Please reproduce the entire listing exactly.

=== Begin Enclosure ===

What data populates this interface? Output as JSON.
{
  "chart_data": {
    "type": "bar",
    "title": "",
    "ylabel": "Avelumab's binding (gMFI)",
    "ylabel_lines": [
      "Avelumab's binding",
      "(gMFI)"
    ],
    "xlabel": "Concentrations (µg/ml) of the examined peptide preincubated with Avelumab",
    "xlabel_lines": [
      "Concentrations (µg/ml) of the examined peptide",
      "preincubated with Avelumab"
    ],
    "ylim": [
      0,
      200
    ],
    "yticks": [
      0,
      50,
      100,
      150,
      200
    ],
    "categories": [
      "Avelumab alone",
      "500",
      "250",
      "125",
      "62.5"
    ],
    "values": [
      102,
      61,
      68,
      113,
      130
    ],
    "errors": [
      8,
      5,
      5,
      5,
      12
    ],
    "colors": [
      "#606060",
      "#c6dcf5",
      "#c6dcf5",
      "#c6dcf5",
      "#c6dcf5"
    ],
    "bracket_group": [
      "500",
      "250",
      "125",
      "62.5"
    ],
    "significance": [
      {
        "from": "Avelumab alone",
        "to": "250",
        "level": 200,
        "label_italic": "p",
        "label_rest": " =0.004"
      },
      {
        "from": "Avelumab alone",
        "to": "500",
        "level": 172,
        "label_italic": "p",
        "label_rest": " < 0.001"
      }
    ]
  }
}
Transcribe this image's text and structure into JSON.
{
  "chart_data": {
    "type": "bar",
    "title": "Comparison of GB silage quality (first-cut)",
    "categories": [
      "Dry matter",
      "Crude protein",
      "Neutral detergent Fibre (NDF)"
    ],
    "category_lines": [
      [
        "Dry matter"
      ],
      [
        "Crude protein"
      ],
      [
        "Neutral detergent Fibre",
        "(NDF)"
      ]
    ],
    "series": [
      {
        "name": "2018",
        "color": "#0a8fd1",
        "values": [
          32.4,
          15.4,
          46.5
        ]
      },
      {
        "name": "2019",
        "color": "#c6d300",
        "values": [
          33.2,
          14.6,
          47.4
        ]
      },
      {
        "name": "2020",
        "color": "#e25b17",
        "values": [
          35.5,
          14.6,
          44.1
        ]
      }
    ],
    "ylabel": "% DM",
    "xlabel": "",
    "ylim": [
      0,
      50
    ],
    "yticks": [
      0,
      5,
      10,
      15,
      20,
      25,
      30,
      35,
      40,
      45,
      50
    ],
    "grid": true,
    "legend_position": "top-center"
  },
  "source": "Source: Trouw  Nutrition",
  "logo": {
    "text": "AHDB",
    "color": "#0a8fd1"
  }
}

=== End Enclosure ===

■ Written answer
What data populates this interface? Output as JSON.
{
  "chart_data": {
    "type": "bar",
    "title": "",
    "ylabel": "Avelumab's binding (gMFI)",
    "ylabel_lines": [
      "Avelumab's binding",
      "(gMFI)"
    ],
    "xlabel": "Concentrations (µg/ml) of the examined peptide preincubated with Avelumab",
    "xlabel_lines": [
      "Concentrations (µg/ml) of the examined peptide",
      "preincubated with Avelumab"
    ],
    "ylim": [
      0,
      200
    ],
    "yticks": [
      0,
      50,
      100,
      150,
      200
    ],
    "categories": [
      "Avelumab alone",
      "500",
      "250",
      "125",
      "62.5"
    ],
    "values": [
      102,
      61,
      68,
      113,
      130
    ],
    "errors": [
      8,
      5,
      5,
      5,
      12
    ],
    "colors": [
      "#606060",
      "#c6dcf5",
      "#c6dcf5",
      "#c6dcf5",
      "#c6dcf5"
    ],
    "bracket_group": [
      "500",
      "250",
      "125",
      "62.5"
    ],
    "significance": [
      {
        "from": "Avelumab alone",
        "to": "250",
        "level": 200,
        "label_italic": "p",
        "label_rest": " =0.004"
      },
      {
        "from": "Avelumab alone",
        "to": "500",
        "level": 172,
        "label_italic": "p",
        "label_rest": " < 0.001"
      }
    ]
  }
}
Transcribe this image's text and structure into JSON.
{
  "chart_data": {
    "type": "bar",
    "title": "Comparison of GB silage quality (first-cut)",
    "categories": [
      "Dry matter",
      "Crude protein",
      "Neutral detergent Fibre (NDF)"
    ],
    "category_lines": [
      [
        "Dry matter"
      ],
      [
        "Crude protein"
      ],
      [
        "Neutral detergent Fibre",
        "(NDF)"
      ]
    ],
    "series": [
      {
        "name": "2018",
        "color": "#0a8fd1",
        "values": [
          32.4,
          15.4,
          46.5
        ]
      },
      {
        "name": "2019",
        "color": "#c6d300",
        "values": [
          33.2,
          14.6,
          47.4
        ]
      },
      {
        "name": "2020",
        "color": "#e25b17",
        "values": [
          35.5,
          14.6,
          44.1
        ]
      }
    ],
    "ylabel": "% DM",
    "xlabel": "",
    "ylim": [
      0,
      50
    ],
    "yticks": [
      0,
      5,
      10,
      15,
      20,
      25,
      30,
      35,
      40,
      45,
      50
    ],
    "grid": true,
    "legend_position": "top-center"
  },
  "source": "Source: Trouw  Nutrition",
  "logo": {
    "text": "AHDB",
    "color": "#0a8fd1"
  }
}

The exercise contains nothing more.